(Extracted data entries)
• • • •

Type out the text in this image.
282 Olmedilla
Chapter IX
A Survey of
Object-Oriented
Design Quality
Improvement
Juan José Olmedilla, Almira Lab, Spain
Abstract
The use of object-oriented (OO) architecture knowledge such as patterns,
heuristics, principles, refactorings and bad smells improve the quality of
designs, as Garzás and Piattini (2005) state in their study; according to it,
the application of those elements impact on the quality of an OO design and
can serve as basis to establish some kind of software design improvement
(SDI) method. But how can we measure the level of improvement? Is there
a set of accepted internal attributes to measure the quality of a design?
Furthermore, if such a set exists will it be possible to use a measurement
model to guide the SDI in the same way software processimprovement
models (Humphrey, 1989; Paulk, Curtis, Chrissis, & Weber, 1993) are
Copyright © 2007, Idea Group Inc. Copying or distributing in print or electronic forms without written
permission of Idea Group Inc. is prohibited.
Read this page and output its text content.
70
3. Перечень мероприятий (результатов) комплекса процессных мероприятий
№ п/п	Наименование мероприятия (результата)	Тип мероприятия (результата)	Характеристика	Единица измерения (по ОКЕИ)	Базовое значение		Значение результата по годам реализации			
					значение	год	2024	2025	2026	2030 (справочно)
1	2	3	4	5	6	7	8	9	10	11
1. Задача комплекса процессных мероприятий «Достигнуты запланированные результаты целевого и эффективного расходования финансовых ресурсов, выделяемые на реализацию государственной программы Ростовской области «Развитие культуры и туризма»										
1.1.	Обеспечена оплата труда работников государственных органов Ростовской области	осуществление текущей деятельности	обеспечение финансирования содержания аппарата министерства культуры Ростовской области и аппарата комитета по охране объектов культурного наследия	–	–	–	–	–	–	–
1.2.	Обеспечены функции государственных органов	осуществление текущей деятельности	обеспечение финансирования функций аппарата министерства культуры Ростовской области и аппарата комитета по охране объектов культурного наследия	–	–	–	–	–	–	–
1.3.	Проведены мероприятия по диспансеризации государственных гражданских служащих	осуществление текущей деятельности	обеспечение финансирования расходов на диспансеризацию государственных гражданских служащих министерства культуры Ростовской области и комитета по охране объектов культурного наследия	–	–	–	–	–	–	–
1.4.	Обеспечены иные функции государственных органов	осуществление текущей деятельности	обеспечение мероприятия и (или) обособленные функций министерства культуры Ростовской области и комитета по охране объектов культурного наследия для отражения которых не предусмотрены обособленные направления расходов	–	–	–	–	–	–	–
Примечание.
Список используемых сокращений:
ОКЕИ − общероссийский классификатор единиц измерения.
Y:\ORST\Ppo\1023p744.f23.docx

• • • •

Task to complete » Find how many of the lines above have the word "значение" in them. State only that number.

Written solution » 2